— Begin MATERIAL SHOWN —

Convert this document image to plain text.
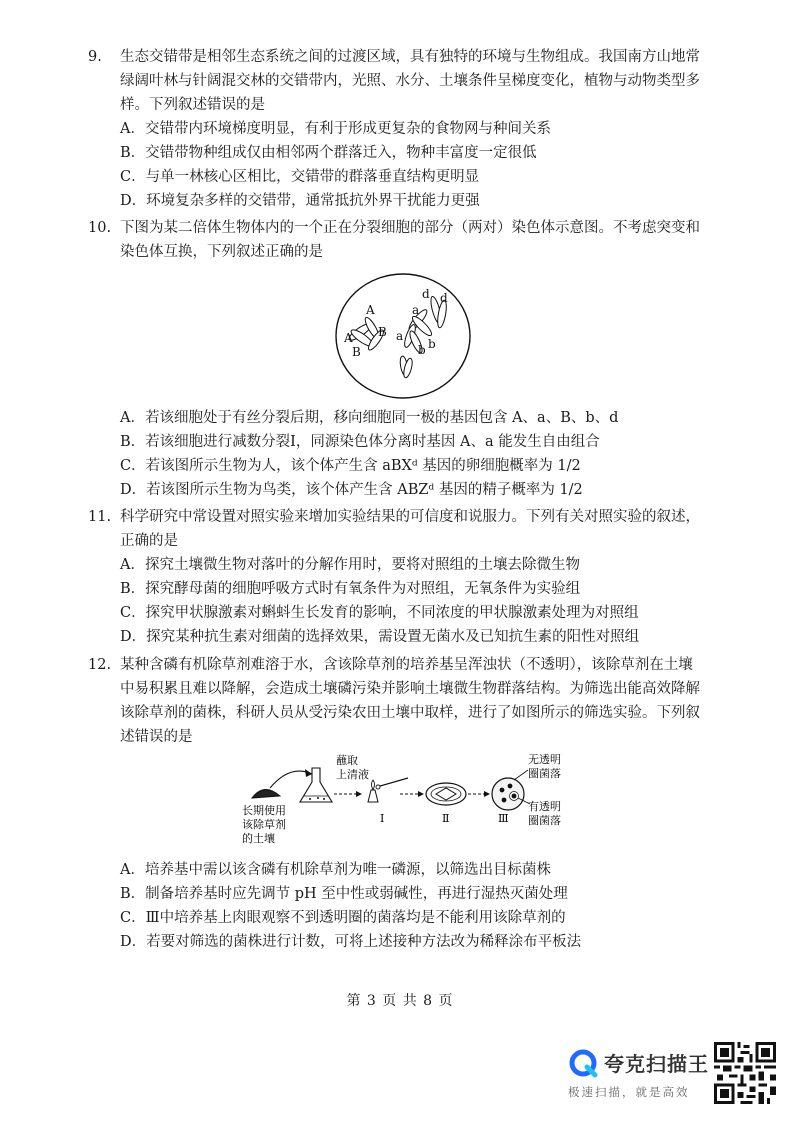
9.	生态交错带是相邻生态系统之间的过渡区域，具有独特的环境与生物组成。我国南方山地常
绿阔叶林与针阔混交林的交错带内，光照、水分、土壤条件呈梯度变化，植物与动物类型多
样。下列叙述错误的是
A．交错带内环境梯度明显，有利于形成更复杂的食物网与种间关系
B．交错带物种组成仅由相邻两个群落迁入，物种丰富度一定很低
C．与单一林核心区相比，交错带的群落垂直结构更明显
D．环境复杂多样的交错带，通常抵抗外界干扰能力更强
10. 下图为某二倍体生物体内的一个正在分裂细胞的部分（两对）染色体示意图。不考虑突变和
染色体互换，下列叙述正确的是
A
A B
B
a
a
b
b
d d
A．若该细胞处于有丝分裂后期，移向细胞同一极的基因包含 A、a、B、b、d
B．若该细胞进行减数分裂Ⅰ，同源染色体分离时基因 A、a 能发生自由组合
C．若该图所示生物为人，该个体产生含 aBXᵈ 基因的卵细胞概率为 1/2
D．若该图所示生物为鸟类，该个体产生含 ABZᵈ 基因的精子概率为 1/2
11. 科学研究中常设置对照实验来增加实验结果的可信度和说服力。下列有关对照实验的叙述，
正确的是
A．探究土壤微生物对落叶的分解作用时，要将对照组的土壤去除微生物
B．探究酵母菌的细胞呼吸方式时有氧条件为对照组，无氧条件为实验组
C．探究甲状腺激素对蝌蚪生长发育的影响，不同浓度的甲状腺激素处理为对照组
D．探究某种抗生素对细菌的选择效果，需设置无菌水及已知抗生素的阳性对照组
12. 某种含磷有机除草剂难溶于水，含该除草剂的培养基呈浑浊状（不透明），该除草剂在土壤
中易积累且难以降解，会造成土壤磷污染并影响土壤微生物群落结构。为筛选出能高效降解
该除草剂的菌株，科研人员从受污染农田土壤中取样，进行了如图所示的筛选实验。下列叙
述错误的是
蘸取
上清液
Ⅰ	Ⅱ	Ⅲ
无透明
圈菌落
有透明
圈菌落
长期使用
该除草剂
的土壤
A．培养基中需以该含磷有机除草剂为唯一磷源，以筛选出目标菌株
B．制备培养基时应先调节 pH 至中性或弱碱性，再进行湿热灭菌处理
C．Ⅲ中培养基上肉眼观察不到透明圈的菌落均是不能利用该除草剂的
D．若要对筛选的菌株进行计数，可将上述接种方法改为稀释涂布平板法
第 3 页 共 8 页
夸克扫描王
极速扫描，就是高效
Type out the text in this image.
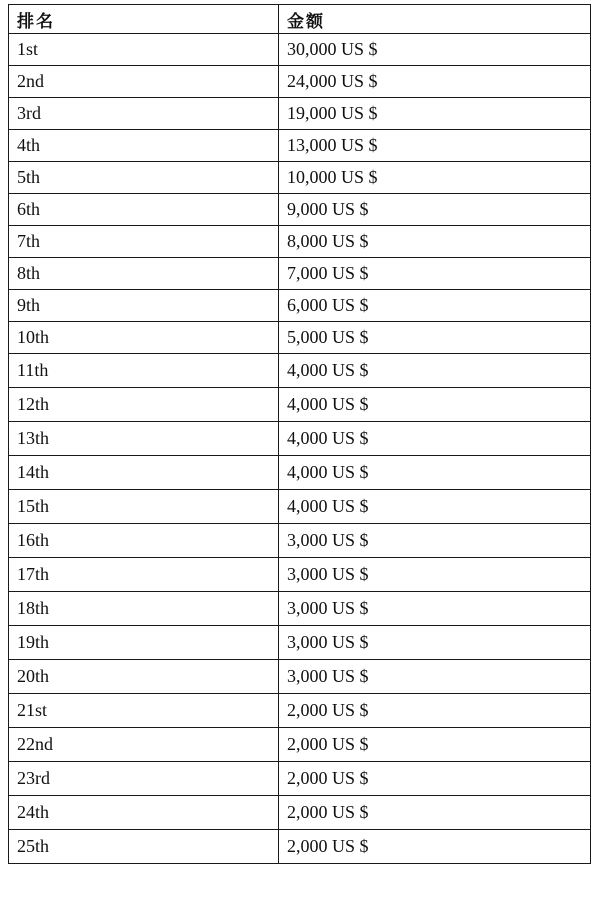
排名	金额
1st	30,000 US $
2nd	24,000 US $
3rd	19,000 US $
4th	13,000 US $
5th	10,000 US $
6th	9,000 US $
7th	8,000 US $
8th	7,000 US $
9th	6,000 US $
10th	5,000 US $
11th	4,000 US $
12th	4,000 US $
13th	4,000 US $
14th	4,000 US $
15th	4,000 US $
16th	3,000 US $
17th	3,000 US $
18th	3,000 US $
19th	3,000 US $
20th	3,000 US $
21st	2,000 US $
22nd	2,000 US $
23rd	2,000 US $
24th	2,000 US $
25th	2,000 US $
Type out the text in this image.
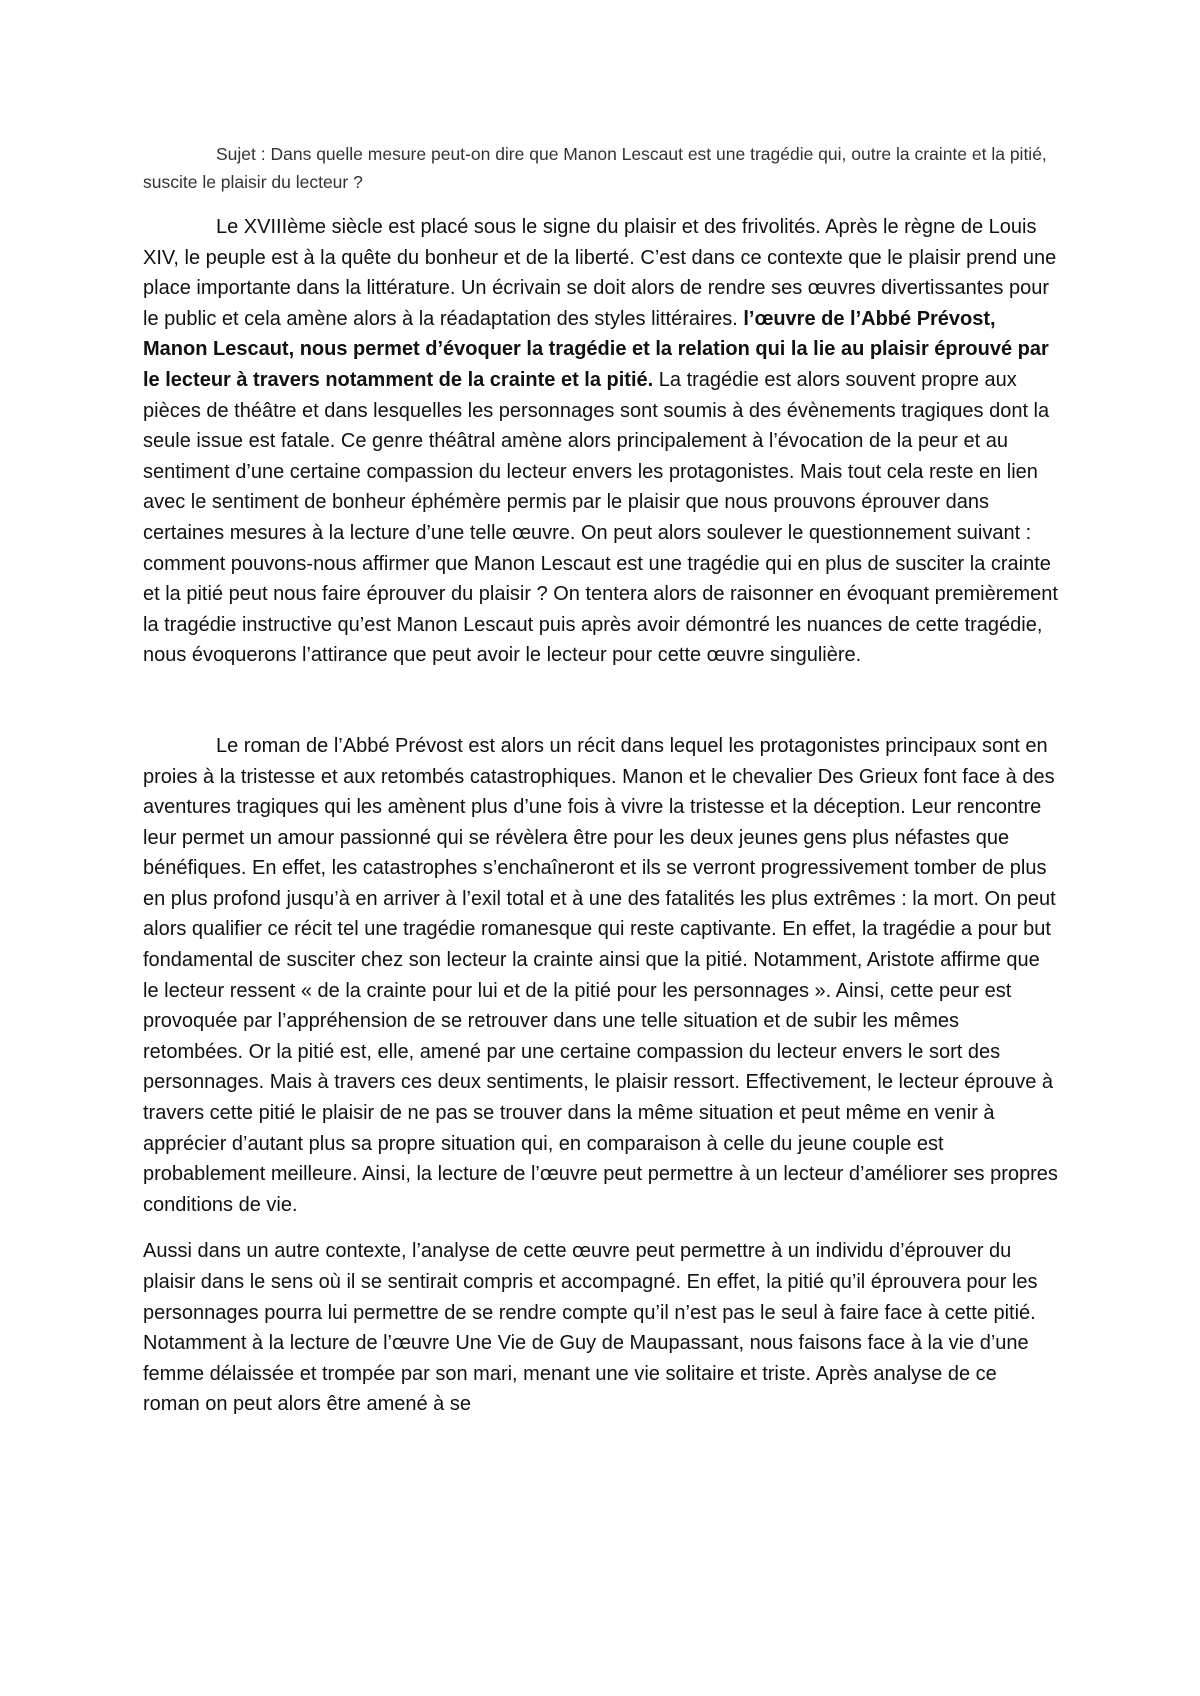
Sujet : Dans quelle mesure peut-on dire que Manon Lescaut est une tragédie qui, outre la crainte et la pitié, suscite le plaisir du lecteur ?

Le XVIIIème siècle est placé sous le signe du plaisir et des frivolités. Après le règne de Louis XIV, le peuple est à la quête du bonheur et de la liberté. C’est dans ce contexte que le plaisir prend une place importante dans la littérature. Un écrivain se doit alors de rendre ses œuvres divertissantes pour le public et cela amène alors à la réadaptation des styles littéraires. l’œuvre de l’Abbé Prévost, Manon Lescaut, nous permet d’évoquer la tragédie et la relation qui la lie au plaisir éprouvé par le lecteur à travers notamment de la crainte et la pitié. La tragédie est alors souvent propre aux pièces de théâtre et dans lesquelles les personnages sont soumis à des évènements tragiques dont la seule issue est fatale. Ce genre théâtral amène alors principalement à l’évocation de la peur et au sentiment d’une certaine compassion du lecteur envers les protagonistes. Mais tout cela reste en lien avec le sentiment de bonheur éphémère permis par le plaisir que nous prouvons éprouver dans certaines mesures à la lecture d’une telle œuvre. On peut alors soulever le questionnement suivant : comment pouvons-nous affirmer que Manon Lescaut est une tragédie qui en plus de susciter la crainte et la pitié peut nous faire éprouver du plaisir ? On tentera alors de raisonner en évoquant premièrement la tragédie instructive qu’est Manon Lescaut puis après avoir démontré les nuances de cette tragédie, nous évoquerons l’attirance que peut avoir le lecteur pour cette œuvre singulière.

Le roman de l’Abbé Prévost est alors un récit dans lequel les protagonistes principaux sont en proies à la tristesse et aux retombés catastrophiques. Manon et le chevalier Des Grieux font face à des aventures tragiques qui les amènent plus d’une fois à vivre la tristesse et la déception. Leur rencontre leur permet un amour passionné qui se révèlera être pour les deux jeunes gens plus néfastes que bénéfiques. En effet, les catastrophes s’enchaîneront et ils se verront progressivement tomber de plus en plus profond jusqu’à en arriver à l’exil total et à une des fatalités les plus extrêmes : la mort. On peut alors qualifier ce récit tel une tragédie romanesque qui reste captivante. En effet, la tragédie a pour but fondamental de susciter chez son lecteur la crainte ainsi que la pitié. Notamment, Aristote affirme que le lecteur ressent « de la crainte pour lui et de la pitié pour les personnages ». Ainsi, cette peur est provoquée par l’appréhension de se retrouver dans une telle situation et de subir les mêmes retombées. Or la pitié est, elle, amené par une certaine compassion du lecteur envers le sort des personnages. Mais à travers ces deux sentiments, le plaisir ressort. Effectivement, le lecteur éprouve à travers cette pitié le plaisir de ne pas se trouver dans la même situation et peut même en venir à apprécier d’autant plus sa propre situation qui, en comparaison à celle du jeune couple est probablement meilleure. Ainsi, la lecture de l’œuvre peut permettre à un lecteur d’améliorer ses propres conditions de vie.

Aussi dans un autre contexte, l’analyse de cette œuvre peut permettre à un individu d’éprouver du plaisir dans le sens où il se sentirait compris et accompagné. En effet, la pitié qu’il éprouvera pour les personnages pourra lui permettre de se rendre compte qu’il n’est pas le seul à faire face à cette pitié. Notamment à la lecture de l’œuvre Une Vie de Guy de Maupassant, nous faisons face à la vie d’une femme délaissée et trompée par son mari, menant une vie solitaire et triste. Après analyse de ce roman on peut alors être amené à se
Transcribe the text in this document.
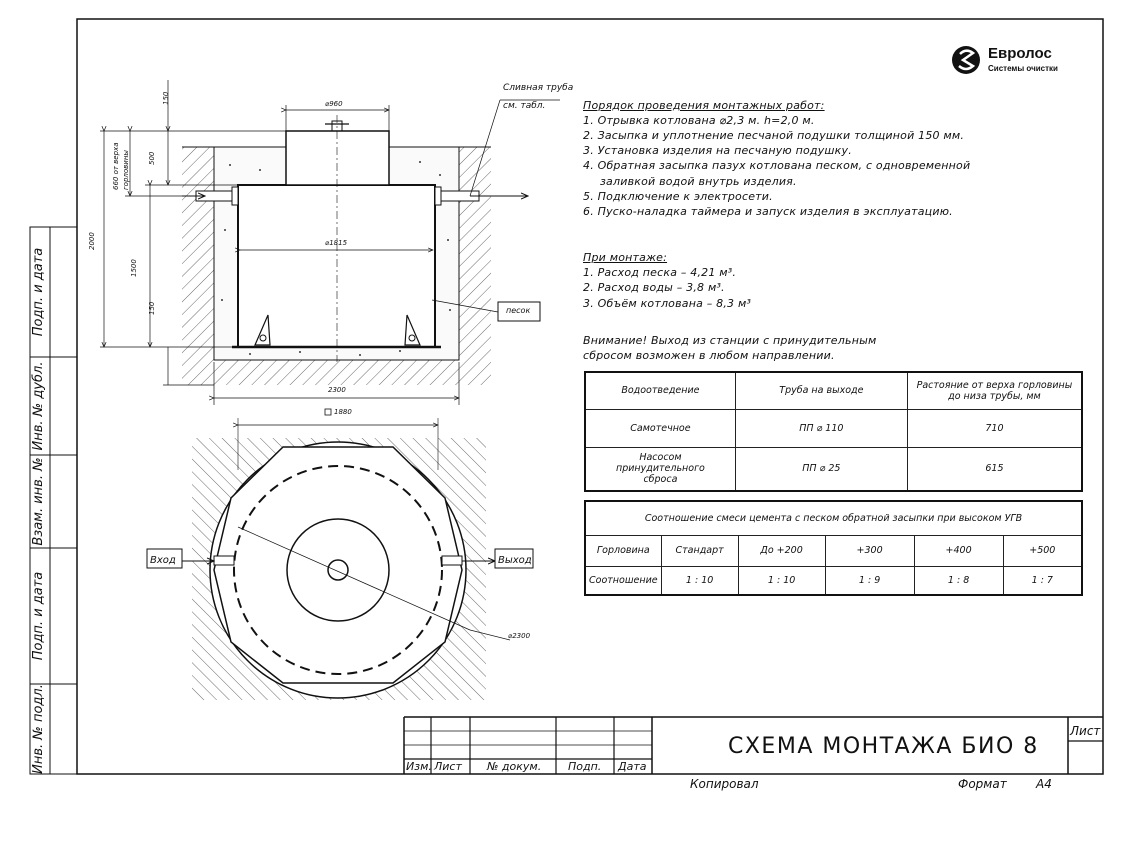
Евролос
Системы очистки
Подп. и дата
Инв. № дубл.
Взам. инв. №
Подп. и дата
Инв. № подл.
Сливная труба
см. табл.
песок
⌀960
⌀1815
2300
1880
⌀2300
Вход	Выход
150
500
660 от верха горловины
2000
1500
150
Порядок проведения монтажных работ:
1. Отрывка котлована ⌀2,3 м. h=2,0 м.
2. Засыпка и уплотнение песчаной подушки толщиной 150 мм.
3. Установка изделия на песчаную подушку.
4. Обратная засыпка пазух котлована песком, с одновременной
заливкой водой внутрь изделия.
5. Подключение к электросети.
6. Пуско-наладка таймера и запуск изделия в эксплуатацию.
При монтаже:
1. Расход песка – 4,21 м³.
2. Расход воды – 3,8 м³.
3. Объём котлована – 8,3 м³
Внимание! Выход из станции с принудительным
сбросом возможен в любом направлении.
Водоотведение	Труба на выходе	Растояние от верха горловины до низа трубы, мм
Самотечное	ПП ⌀ 110	710
Насосом принудительного сброса	ПП ⌀ 25	615
Соотношение смеси цемента с песком обратной засыпки при высоком УГВ					
Горловина	Стандарт	До +200	+300	+400	+500
Соотношение	1 : 10	1 : 10	1 : 9	1 : 8	1 : 7
СХЕМА МОНТАЖА БИО 8
Лист
Изм. Лист № докум. Подп. Дата
Копировал	Формат А4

— End MATERIAL SHOWN —

## TASK INSTRUCTIONS
Identify the lines above with the word "горловины". Copy them.

## EXPECTED OUTPUT
660 от верха горловины
Водоотведение	Труба на выходе	Растояние от верха горловины до низа трубы, мм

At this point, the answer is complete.